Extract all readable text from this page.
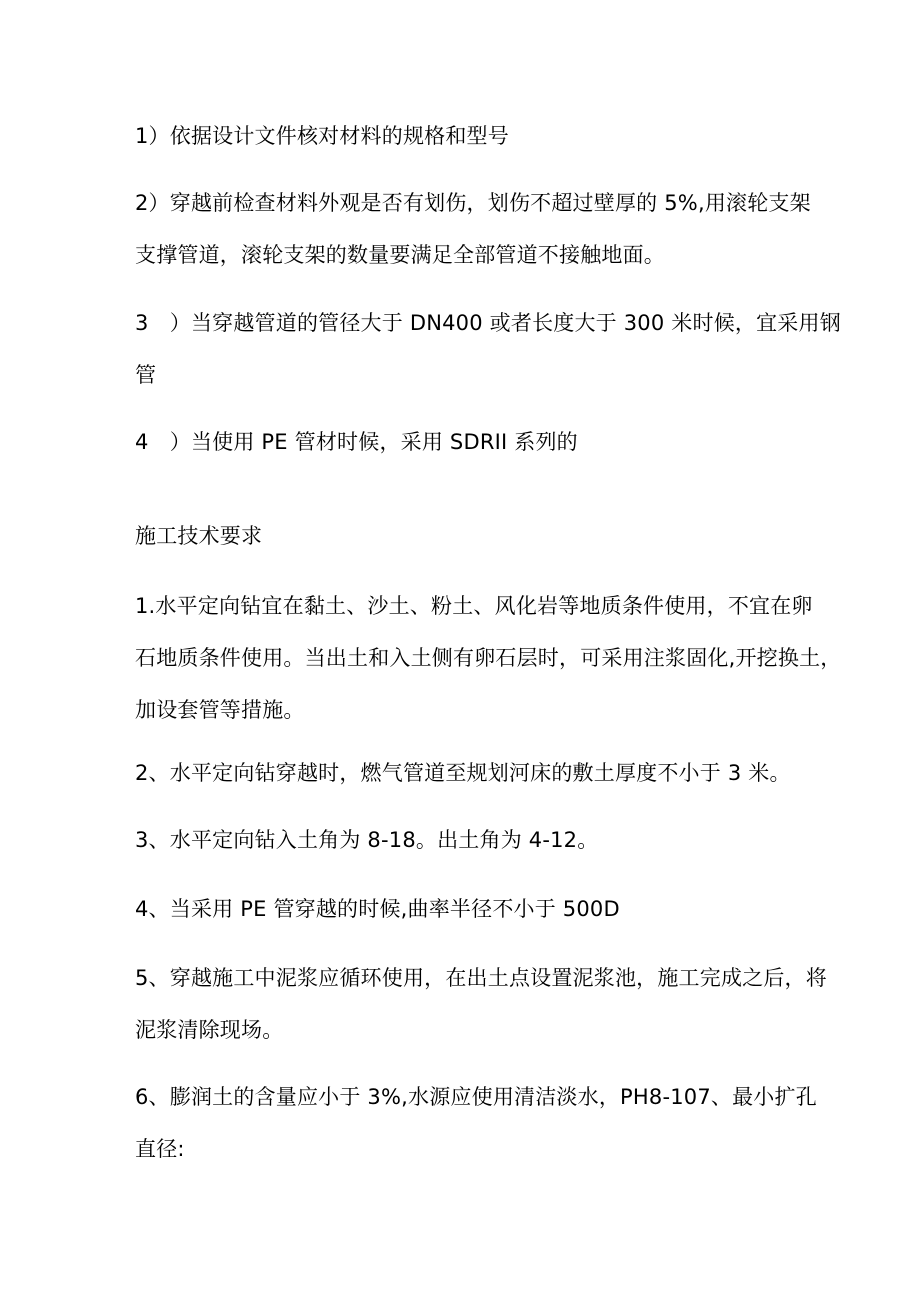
1）依据设计文件核对材料的规格和型号
2）穿越前检查材料外观是否有划伤，划伤不超过壁厚的 5%,用滚轮支架
支撑管道，滚轮支架的数量要满足全部管道不接触地面。
3　）当穿越管道的管径大于 DN400 或者长度大于 300 米时候，宜采用钢
管
4　）当使用 PE 管材时候，采用 SDRII 系列的
施工技术要求
1.水平定向钻宜在黏土、沙土、粉土、风化岩等地质条件使用，不宜在卵
石地质条件使用。当出土和入土侧有卵石层时，可采用注浆固化,开挖换土，
加设套管等措施。
2、水平定向钻穿越时，燃气管道至规划河床的敷土厚度不小于 3 米。
3、水平定向钻入土角为 8-18。出土角为 4-12。
4、当采用 PE 管穿越的时候,曲率半径不小于 500D
5、穿越施工中泥浆应循环使用，在出土点设置泥浆池，施工完成之后，将
泥浆清除现场。
6、膨润土的含量应小于 3%,水源应使用清洁淡水，PH8-107、最小扩孔
直径:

▶ _Problem statement_:
Set down the complete material exactly, but do not include the images.

▶ _Response for this exercise_:
Extract all readable text from this page.
1）依据设计文件核对材料的规格和型号
2）穿越前检查材料外观是否有划伤，划伤不超过壁厚的 5%,用滚轮支架
支撑管道，滚轮支架的数量要满足全部管道不接触地面。
3　）当穿越管道的管径大于 DN400 或者长度大于 300 米时候，宜采用钢
管
4　）当使用 PE 管材时候，采用 SDRII 系列的
施工技术要求
1.水平定向钻宜在黏土、沙土、粉土、风化岩等地质条件使用，不宜在卵
石地质条件使用。当出土和入土侧有卵石层时，可采用注浆固化,开挖换土，
加设套管等措施。
2、水平定向钻穿越时，燃气管道至规划河床的敷土厚度不小于 3 米。
3、水平定向钻入土角为 8-18。出土角为 4-12。
4、当采用 PE 管穿越的时候,曲率半径不小于 500D
5、穿越施工中泥浆应循环使用，在出土点设置泥浆池，施工完成之后，将
泥浆清除现场。
6、膨润土的含量应小于 3%,水源应使用清洁淡水，PH8-107、最小扩孔
直径:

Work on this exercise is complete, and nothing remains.